*Task instructions*:
Exact transcript, pictures excluded: write out every record below.

***** Data for this exercise

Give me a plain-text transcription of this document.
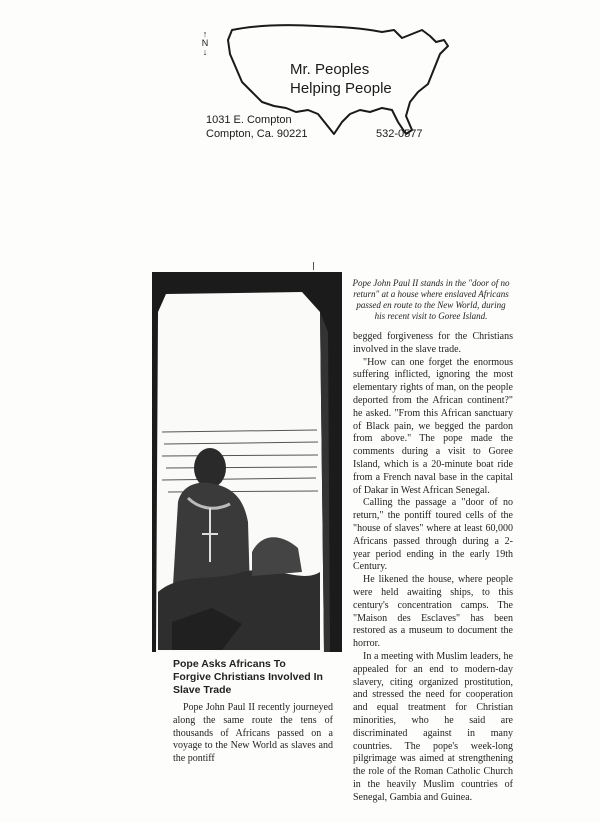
↑
N
↓
Mr. Peoples
Helping People
1031 E. Compton
Compton, Ca. 90221	532-0577
Pope John Paul II stands in the "door of no return" at a house where enslaved Africans passed en route to the New World, during his recent visit to Goree Island.
Pope Asks Africans To Forgive Christians Involved In Slave Trade

Pope John Paul II recently journeyed along the same route the tens of thousands of Africans passed on a voyage to the New World as slaves and the pontiff

begged forgiveness for the Christians involved in the slave trade.

"How can one forget the enormous suffering inflicted, ignoring the most elementary rights of man, on the people deported from the African continent?" he asked. "From this African sanctuary of Black pain, we begged the pardon from above." The pope made the comments during a visit to Goree Island, which is a 20-minute boat ride from a French naval base in the capital of Dakar in West African Senegal.

Calling the passage a "door of no return," the pontiff toured cells of the "house of slaves" where at least 60,000 Africans passed through during a 2-year period ending in the early 19th Century.

He likened the house, where people were held awaiting ships, to this century's concentration camps. The "Maison des Esclaves" has been restored as a museum to document the horror.

In a meeting with Muslim leaders, he appealed for an end to modern-day slavery, citing organized prostitution, and stressed the need for cooperation and equal treatment for Christian minorities, who he said are discriminated against in many countries. The pope's week-long pilgrimage was aimed at strengthening the role of the Roman Catholic Church in the heavily Muslim countries of Senegal, Gambia and Guinea.
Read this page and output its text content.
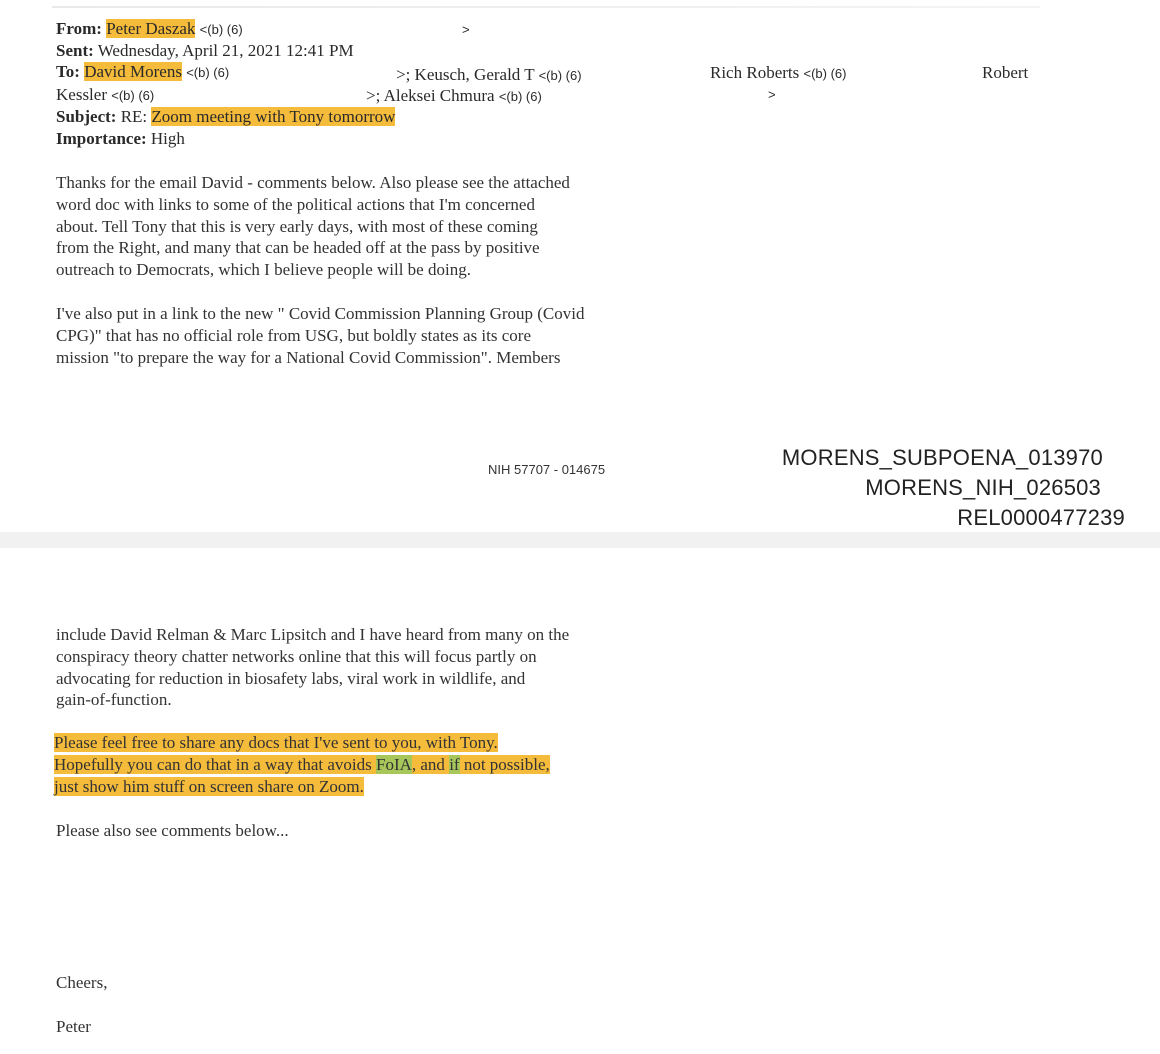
From: Peter Daszak <(b) (6)	>
Sent: Wednesday, April 21, 2021 12:41 PM
To: David Morens <(b) (6)	>; Keusch, Gerald T <(b) (6)	Rich Roberts <(b) (6)	Robert
Kessler <(b) (6)	>; Aleksei Chmura <(b) (6)	>
Subject: RE: Zoom meeting with Tony tomorrow
Importance: High
Thanks for the email David - comments below. Also please see the attached
word doc with links to some of the political actions that I'm concerned
about. Tell Tony that this is very early days, with most of these coming
from the Right, and many that can be headed off at the pass by positive
outreach to Democrats, which I believe people will be doing.
I've also put in a link to the new " Covid Commission Planning Group (Covid
CPG)" that has no official role from USG, but boldly states as its core
mission "to prepare the way for a National Covid Commission". Members
NIH 57707 - 014675	MORENS_SUBPOENA_013970
MORENS_NIH_026503
REL0000477239
include David Relman & Marc Lipsitch and I have heard from many on the
conspiracy theory chatter networks online that this will focus partly on
advocating for reduction in biosafety labs, viral work in wildlife, and
gain-of-function.
Please feel free to share any docs that I've sent to you, with Tony.
Hopefully you can do that in a way that avoids FoIA, and if not possible,
just show him stuff on screen share on Zoom.
Please also see comments below...
Cheers,
Peter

**********

*Answer space*:
Give me a plain-text transcription of this document.
↑
N
↓
Mr. Peoples
Helping People
1031 E. Compton
Compton, Ca. 90221	532-0577
Pope John Paul II stands in the "door of no return" at a house where enslaved Africans passed en route to the New World, during his recent visit to Goree Island.
Pope Asks Africans To Forgive Christians Involved In Slave Trade

Pope John Paul II recently journeyed along the same route the tens of thousands of Africans passed on a voyage to the New World as slaves and the pontiff

begged forgiveness for the Christians involved in the slave trade.

"How can one forget the enormous suffering inflicted, ignoring the most elementary rights of man, on the people deported from the African continent?" he asked. "From this African sanctuary of Black pain, we begged the pardon from above." The pope made the comments during a visit to Goree Island, which is a 20-minute boat ride from a French naval base in the capital of Dakar in West African Senegal.

Calling the passage a "door of no return," the pontiff toured cells of the "house of slaves" where at least 60,000 Africans passed through during a 2-year period ending in the early 19th Century.

He likened the house, where people were held awaiting ships, to this century's concentration camps. The "Maison des Esclaves" has been restored as a museum to document the horror.

In a meeting with Muslim leaders, he appealed for an end to modern-day slavery, citing organized prostitution, and stressed the need for cooperation and equal treatment for Christian minorities, who he said are discriminated against in many countries. The pope's week-long pilgrimage was aimed at strengthening the role of the Roman Catholic Church in the heavily Muslim countries of Senegal, Gambia and Guinea.
Read this page and output its text content.
From: Peter Daszak <(b) (6)	>
Sent: Wednesday, April 21, 2021 12:41 PM
To: David Morens <(b) (6)	>; Keusch, Gerald T <(b) (6)	Rich Roberts <(b) (6)	Robert
Kessler <(b) (6)	>; Aleksei Chmura <(b) (6)	>
Subject: RE: Zoom meeting with Tony tomorrow
Importance: High
Thanks for the email David - comments below. Also please see the attached
word doc with links to some of the political actions that I'm concerned
about. Tell Tony that this is very early days, with most of these coming
from the Right, and many that can be headed off at the pass by positive
outreach to Democrats, which I believe people will be doing.
I've also put in a link to the new " Covid Commission Planning Group (Covid
CPG)" that has no official role from USG, but boldly states as its core
mission "to prepare the way for a National Covid Commission". Members
NIH 57707 - 014675	MORENS_SUBPOENA_013970
MORENS_NIH_026503
REL0000477239
include David Relman & Marc Lipsitch and I have heard from many on the
conspiracy theory chatter networks online that this will focus partly on
advocating for reduction in biosafety labs, viral work in wildlife, and
gain-of-function.
Please feel free to share any docs that I've sent to you, with Tony.
Hopefully you can do that in a way that avoids FoIA, and if not possible,
just show him stuff on screen share on Zoom.
Please also see comments below...
Cheers,
Peter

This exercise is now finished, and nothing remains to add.